Extract every line of the material that holds the string "modifier".

-- Records for this task start --

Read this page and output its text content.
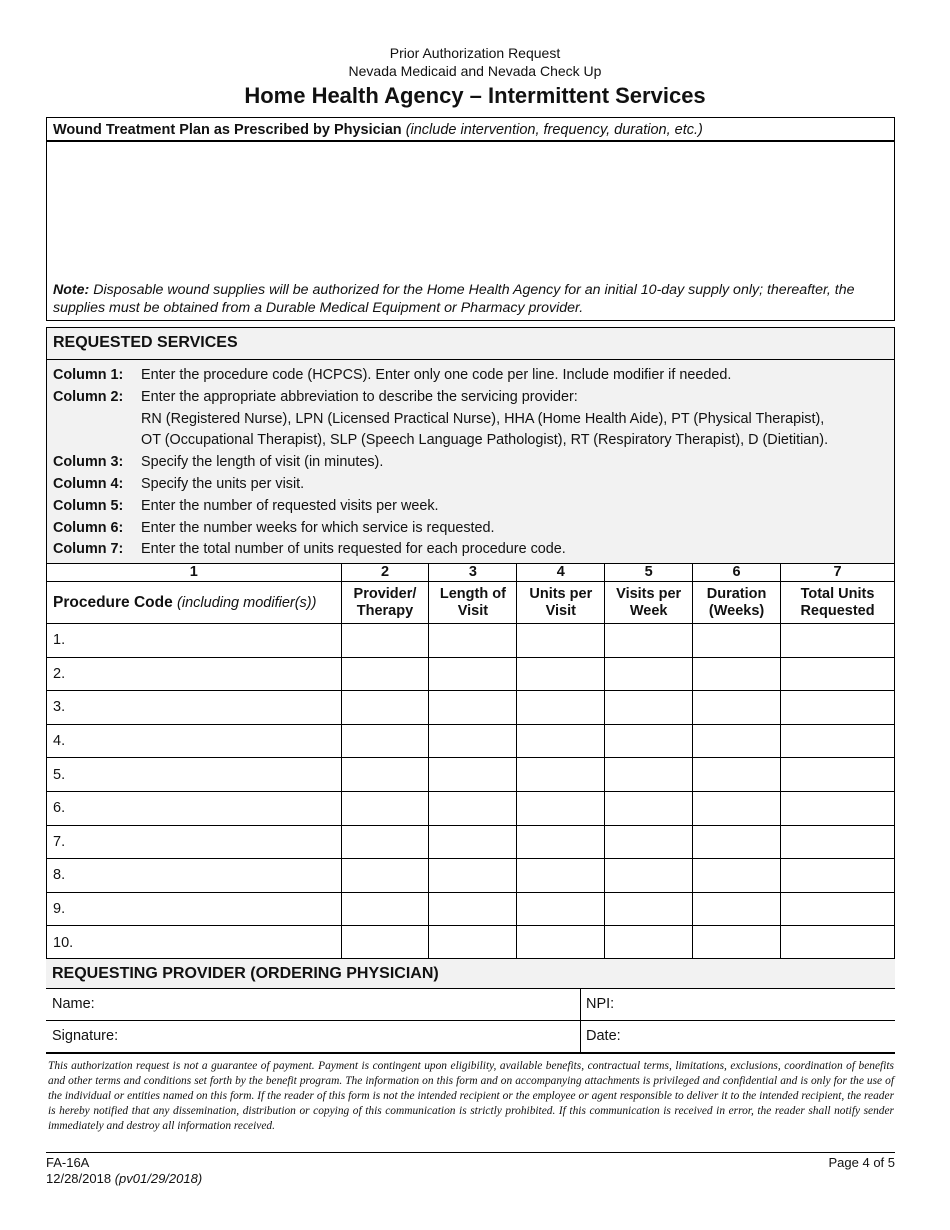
Prior Authorization Request
Nevada Medicaid and Nevada Check Up
Home Health Agency – Intermittent Services
Wound Treatment Plan as Prescribed by Physician (include intervention, frequency, duration, etc.)
Note: Disposable wound supplies will be authorized for the Home Health Agency for an initial 10-day supply only; thereafter, the supplies must be obtained from a Durable Medical Equipment or Pharmacy provider.
REQUESTED SERVICES
Column 1:	Enter the procedure code (HCPCS). Enter only one code per line. Include modifier if needed.
Column 2:	Enter the appropriate abbreviation to describe the servicing provider:
RN (Registered Nurse), LPN (Licensed Practical Nurse), HHA (Home Health Aide), PT (Physical Therapist),
OT (Occupational Therapist), SLP (Speech Language Pathologist), RT (Respiratory Therapist), D (Dietitian).
Column 3:	Specify the length of visit (in minutes).
Column 4:	Specify the units per visit.
Column 5:	Enter the number of requested visits per week.
Column 6:	Enter the number weeks for which service is requested.
Column 7:	Enter the total number of units requested for each procedure code.
1	2	3	4	5	6	7
Procedure Code (including modifier(s))	Provider/ Therapy	Length of Visit	Units per Visit	Visits per Week	Duration (Weeks)	Total Units Requested
1.						
2.						
3.						
4.						
5.						
6.						
7.						
8.						
9.						
10.						
REQUESTING PROVIDER (ORDERING PHYSICIAN)
Name:	NPI:
Signature:	Date:
This authorization request is not a guarantee of payment. Payment is contingent upon eligibility, available benefits, contractual terms, limitations, exclusions, coordination of benefits and other terms and conditions set forth by the benefit program. The information on this form and on accompanying attachments is privileged and confidential and is only for the use of the individual or entities named on this form. If the reader of this form is not the intended recipient or the employee or agent responsible to deliver it to the intended recipient, the reader is hereby notified that any dissemination, distribution or copying of this communication is strictly prohibited. If this communication is received in error, the reader shall notify sender immediately and destroy all information received.
FA-16A
12/28/2018 (pv01/29/2018)
Page 4 of 5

-- Records for this task end --

Solution to the problem:
Column 1:	Enter the procedure code (HCPCS). Enter only one code per line. Include modifier if needed.
Procedure Code (including modifier(s))	Provider/ Therapy	Length of Visit	Units per Visit	Visits per Week	Duration (Weeks)	Total Units Requested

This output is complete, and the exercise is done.